■ Exercise details
Each line of the listing that contains the word "title" is to be copied.

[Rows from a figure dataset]
--- --- ---
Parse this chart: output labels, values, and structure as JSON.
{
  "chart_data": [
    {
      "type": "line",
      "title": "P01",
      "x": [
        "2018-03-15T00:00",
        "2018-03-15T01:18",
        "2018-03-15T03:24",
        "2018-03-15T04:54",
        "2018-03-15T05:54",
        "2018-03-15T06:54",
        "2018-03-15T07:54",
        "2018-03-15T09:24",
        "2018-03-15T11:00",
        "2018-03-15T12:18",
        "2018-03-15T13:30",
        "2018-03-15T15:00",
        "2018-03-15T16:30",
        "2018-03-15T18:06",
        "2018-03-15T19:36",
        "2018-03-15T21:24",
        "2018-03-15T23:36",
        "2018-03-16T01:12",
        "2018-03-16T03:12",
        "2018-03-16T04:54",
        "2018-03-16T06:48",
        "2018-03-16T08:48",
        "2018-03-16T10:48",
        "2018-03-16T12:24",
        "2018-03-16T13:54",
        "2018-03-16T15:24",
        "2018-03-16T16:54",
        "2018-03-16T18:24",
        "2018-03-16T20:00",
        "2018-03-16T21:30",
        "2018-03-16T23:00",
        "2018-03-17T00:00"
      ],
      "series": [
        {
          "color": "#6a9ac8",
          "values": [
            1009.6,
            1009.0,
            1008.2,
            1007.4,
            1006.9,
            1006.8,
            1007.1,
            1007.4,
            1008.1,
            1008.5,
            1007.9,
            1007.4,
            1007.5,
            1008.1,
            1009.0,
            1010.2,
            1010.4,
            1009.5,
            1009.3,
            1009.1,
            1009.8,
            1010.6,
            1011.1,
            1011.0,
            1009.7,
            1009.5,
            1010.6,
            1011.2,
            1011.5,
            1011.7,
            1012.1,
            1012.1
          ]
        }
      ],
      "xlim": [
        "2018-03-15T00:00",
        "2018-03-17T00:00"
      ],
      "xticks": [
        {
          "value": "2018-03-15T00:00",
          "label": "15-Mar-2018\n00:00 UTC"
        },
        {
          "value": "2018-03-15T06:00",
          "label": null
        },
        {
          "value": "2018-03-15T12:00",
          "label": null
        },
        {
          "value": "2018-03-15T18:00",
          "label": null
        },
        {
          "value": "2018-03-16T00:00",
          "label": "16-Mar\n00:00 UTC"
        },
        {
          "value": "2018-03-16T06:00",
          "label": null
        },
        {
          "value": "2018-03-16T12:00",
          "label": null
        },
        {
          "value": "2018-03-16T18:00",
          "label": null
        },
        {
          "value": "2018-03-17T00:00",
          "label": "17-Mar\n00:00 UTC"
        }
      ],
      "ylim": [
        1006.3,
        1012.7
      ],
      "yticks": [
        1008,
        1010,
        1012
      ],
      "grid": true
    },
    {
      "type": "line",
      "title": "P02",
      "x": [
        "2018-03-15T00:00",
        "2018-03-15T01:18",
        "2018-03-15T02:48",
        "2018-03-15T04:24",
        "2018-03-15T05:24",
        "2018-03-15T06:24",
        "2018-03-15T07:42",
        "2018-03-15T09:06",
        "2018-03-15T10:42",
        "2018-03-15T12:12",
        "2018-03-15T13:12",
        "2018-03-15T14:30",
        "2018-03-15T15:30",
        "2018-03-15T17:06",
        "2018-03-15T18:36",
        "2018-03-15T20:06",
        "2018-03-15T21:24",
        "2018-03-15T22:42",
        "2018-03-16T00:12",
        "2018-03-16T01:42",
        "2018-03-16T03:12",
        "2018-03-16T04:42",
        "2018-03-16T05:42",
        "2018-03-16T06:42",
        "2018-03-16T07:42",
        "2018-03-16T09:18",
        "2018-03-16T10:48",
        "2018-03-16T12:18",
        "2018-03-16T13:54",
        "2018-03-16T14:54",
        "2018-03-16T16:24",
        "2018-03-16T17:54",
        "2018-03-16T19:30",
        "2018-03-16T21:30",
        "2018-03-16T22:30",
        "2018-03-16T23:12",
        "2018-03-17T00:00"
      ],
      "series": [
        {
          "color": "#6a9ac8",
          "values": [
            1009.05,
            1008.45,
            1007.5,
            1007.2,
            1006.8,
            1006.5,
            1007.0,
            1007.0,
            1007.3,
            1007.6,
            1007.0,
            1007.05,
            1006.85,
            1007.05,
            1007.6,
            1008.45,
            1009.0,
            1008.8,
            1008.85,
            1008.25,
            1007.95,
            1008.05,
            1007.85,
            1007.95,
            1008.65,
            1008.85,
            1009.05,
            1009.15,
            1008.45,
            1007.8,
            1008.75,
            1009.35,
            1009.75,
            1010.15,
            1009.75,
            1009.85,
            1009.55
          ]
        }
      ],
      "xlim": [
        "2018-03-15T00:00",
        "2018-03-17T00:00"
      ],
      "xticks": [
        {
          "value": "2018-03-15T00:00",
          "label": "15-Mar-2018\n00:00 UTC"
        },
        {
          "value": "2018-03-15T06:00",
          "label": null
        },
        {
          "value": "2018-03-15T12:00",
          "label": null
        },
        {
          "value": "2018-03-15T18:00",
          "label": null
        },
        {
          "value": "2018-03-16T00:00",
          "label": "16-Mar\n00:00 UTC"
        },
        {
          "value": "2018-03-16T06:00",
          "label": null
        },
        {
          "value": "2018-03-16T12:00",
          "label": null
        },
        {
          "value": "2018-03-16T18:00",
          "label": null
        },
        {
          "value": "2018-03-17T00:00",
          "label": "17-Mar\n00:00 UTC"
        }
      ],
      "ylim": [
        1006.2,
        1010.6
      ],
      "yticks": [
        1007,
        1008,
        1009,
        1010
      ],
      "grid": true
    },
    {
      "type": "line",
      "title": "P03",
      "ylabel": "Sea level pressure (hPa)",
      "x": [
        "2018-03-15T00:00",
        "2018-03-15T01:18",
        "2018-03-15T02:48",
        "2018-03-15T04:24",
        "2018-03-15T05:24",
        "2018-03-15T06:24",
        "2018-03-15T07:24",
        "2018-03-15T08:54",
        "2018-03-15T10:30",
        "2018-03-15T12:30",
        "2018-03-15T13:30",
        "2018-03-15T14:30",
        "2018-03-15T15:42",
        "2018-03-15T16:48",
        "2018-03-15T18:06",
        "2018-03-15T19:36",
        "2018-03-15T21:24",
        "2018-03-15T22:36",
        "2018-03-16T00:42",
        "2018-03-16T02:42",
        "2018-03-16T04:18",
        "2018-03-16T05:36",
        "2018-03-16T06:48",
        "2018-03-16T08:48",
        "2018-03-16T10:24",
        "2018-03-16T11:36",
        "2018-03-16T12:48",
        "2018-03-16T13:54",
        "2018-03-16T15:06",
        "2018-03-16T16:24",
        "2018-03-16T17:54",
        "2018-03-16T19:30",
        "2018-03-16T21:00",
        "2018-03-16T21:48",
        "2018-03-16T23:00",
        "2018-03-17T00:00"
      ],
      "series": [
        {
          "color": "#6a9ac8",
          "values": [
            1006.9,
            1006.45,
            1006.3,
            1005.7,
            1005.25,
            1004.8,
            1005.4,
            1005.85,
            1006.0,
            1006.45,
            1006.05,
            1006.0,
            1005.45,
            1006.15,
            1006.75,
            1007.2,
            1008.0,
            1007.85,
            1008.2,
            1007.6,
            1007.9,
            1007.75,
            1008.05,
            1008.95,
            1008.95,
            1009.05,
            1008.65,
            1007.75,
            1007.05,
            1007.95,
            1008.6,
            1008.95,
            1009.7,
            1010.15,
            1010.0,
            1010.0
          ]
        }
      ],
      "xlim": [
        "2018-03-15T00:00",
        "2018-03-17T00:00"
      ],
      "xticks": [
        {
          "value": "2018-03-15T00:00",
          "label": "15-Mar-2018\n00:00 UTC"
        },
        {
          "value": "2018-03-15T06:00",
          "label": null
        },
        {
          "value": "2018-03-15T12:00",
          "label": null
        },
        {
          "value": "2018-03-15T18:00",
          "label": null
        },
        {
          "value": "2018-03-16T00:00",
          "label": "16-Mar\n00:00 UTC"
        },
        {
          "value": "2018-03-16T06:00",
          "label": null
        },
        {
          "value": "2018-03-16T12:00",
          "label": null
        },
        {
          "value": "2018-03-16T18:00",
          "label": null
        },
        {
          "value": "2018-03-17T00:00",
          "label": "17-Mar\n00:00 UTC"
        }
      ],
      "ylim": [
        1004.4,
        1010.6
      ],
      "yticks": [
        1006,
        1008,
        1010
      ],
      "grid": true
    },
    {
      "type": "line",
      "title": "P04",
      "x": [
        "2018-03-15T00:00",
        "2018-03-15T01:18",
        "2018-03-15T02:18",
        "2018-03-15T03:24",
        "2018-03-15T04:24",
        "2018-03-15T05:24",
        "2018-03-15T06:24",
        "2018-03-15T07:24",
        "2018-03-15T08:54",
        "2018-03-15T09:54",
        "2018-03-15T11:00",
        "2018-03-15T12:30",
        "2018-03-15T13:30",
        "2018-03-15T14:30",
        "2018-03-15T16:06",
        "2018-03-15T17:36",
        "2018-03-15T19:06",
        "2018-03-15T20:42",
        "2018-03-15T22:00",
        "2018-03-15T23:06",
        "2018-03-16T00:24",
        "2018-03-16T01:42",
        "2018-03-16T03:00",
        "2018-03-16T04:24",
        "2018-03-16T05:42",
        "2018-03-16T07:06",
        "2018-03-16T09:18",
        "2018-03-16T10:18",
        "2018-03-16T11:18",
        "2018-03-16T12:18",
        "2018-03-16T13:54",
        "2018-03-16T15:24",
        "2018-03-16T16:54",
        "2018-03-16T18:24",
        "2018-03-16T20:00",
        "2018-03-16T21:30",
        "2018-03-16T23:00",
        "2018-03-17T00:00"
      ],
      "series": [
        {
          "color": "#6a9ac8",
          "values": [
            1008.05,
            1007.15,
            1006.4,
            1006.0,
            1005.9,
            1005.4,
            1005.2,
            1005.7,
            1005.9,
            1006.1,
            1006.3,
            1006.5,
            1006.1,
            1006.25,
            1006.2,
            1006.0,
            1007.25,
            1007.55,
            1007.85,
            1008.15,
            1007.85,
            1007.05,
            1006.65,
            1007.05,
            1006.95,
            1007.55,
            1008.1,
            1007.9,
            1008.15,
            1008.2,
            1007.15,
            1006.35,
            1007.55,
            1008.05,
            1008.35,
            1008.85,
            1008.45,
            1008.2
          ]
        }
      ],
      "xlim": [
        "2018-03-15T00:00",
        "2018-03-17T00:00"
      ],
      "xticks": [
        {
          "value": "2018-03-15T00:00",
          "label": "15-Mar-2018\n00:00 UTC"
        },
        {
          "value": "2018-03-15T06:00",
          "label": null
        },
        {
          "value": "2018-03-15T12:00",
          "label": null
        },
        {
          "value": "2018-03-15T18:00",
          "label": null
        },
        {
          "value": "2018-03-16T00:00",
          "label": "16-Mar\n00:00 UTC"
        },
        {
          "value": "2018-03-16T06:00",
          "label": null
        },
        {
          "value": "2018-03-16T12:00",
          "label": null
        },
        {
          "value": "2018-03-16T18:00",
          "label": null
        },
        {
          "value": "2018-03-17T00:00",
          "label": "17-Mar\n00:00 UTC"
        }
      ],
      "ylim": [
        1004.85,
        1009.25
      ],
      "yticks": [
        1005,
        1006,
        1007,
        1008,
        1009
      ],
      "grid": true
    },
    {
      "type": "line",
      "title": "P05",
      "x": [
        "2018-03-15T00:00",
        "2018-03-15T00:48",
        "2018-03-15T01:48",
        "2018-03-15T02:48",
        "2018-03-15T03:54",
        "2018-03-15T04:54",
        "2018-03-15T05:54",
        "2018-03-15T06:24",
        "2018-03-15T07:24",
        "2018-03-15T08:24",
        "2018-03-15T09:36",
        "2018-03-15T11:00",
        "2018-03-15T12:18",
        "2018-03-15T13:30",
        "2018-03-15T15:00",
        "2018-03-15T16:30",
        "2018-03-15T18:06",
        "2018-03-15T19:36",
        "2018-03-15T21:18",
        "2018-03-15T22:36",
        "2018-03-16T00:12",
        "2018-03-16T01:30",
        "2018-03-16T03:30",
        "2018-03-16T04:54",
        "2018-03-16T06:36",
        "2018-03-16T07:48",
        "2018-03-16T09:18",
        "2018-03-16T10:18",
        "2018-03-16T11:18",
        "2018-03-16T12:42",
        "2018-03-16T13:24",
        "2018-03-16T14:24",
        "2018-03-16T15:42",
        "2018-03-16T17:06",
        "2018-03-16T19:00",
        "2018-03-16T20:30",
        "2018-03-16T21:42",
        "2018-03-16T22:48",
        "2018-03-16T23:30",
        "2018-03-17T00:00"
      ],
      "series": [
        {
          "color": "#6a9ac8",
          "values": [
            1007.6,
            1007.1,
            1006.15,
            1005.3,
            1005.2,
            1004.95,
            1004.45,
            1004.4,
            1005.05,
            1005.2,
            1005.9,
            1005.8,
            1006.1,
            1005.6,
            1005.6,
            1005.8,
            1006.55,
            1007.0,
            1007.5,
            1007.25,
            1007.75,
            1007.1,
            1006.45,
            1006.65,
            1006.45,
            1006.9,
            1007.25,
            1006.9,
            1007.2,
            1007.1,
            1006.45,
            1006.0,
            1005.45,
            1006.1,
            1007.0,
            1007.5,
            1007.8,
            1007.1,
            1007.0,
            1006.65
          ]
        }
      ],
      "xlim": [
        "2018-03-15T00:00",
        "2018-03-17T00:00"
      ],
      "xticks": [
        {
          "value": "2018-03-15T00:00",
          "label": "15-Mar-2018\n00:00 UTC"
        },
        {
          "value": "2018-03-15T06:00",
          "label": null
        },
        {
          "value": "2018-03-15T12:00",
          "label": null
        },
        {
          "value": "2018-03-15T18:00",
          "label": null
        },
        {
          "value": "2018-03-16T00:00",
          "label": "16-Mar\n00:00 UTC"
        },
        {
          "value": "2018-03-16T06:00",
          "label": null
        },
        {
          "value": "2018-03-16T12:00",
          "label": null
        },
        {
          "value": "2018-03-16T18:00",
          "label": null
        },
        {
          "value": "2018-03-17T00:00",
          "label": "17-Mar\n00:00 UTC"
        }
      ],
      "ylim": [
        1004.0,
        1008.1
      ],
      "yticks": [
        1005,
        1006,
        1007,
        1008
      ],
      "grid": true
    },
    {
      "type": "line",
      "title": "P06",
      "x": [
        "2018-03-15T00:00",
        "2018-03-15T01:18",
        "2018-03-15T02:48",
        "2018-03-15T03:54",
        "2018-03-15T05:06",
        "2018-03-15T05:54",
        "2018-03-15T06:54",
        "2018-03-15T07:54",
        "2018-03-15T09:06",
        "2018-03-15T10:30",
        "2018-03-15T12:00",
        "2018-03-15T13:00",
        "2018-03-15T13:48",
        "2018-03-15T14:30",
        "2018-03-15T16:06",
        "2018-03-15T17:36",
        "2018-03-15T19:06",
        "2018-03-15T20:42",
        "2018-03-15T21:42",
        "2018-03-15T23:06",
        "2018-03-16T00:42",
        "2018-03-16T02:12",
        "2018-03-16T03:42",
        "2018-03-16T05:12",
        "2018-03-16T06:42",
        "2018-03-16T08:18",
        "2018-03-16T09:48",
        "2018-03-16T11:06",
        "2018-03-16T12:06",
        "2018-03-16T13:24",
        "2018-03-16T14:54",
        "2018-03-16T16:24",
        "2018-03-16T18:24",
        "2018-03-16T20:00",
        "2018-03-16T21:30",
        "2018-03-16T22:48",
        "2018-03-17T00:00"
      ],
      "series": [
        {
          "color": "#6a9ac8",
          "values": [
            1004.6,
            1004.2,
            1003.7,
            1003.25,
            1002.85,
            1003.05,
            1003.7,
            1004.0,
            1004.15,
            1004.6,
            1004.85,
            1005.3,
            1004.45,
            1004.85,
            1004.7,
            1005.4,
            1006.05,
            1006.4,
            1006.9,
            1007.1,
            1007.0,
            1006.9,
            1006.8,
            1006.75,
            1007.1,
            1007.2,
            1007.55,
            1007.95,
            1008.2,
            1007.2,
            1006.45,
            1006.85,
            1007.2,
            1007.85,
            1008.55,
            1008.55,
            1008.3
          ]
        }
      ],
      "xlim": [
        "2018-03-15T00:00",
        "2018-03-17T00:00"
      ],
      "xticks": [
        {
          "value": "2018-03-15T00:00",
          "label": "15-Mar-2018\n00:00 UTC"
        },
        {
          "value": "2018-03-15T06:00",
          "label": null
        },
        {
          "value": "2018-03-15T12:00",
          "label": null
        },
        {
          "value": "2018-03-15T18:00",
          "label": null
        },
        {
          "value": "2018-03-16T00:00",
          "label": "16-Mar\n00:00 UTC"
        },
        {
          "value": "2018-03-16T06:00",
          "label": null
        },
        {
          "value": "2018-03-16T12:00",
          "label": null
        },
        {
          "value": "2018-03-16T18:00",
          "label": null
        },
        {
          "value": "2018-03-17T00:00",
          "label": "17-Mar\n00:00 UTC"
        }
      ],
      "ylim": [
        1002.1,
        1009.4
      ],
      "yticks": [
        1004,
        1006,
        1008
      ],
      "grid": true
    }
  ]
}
--- --- ---
■ Final result
      "title": "P01",
      "title": "P02",
      "title": "P03",
      "title": "P04",
      "title": "P05",
      "title": "P06",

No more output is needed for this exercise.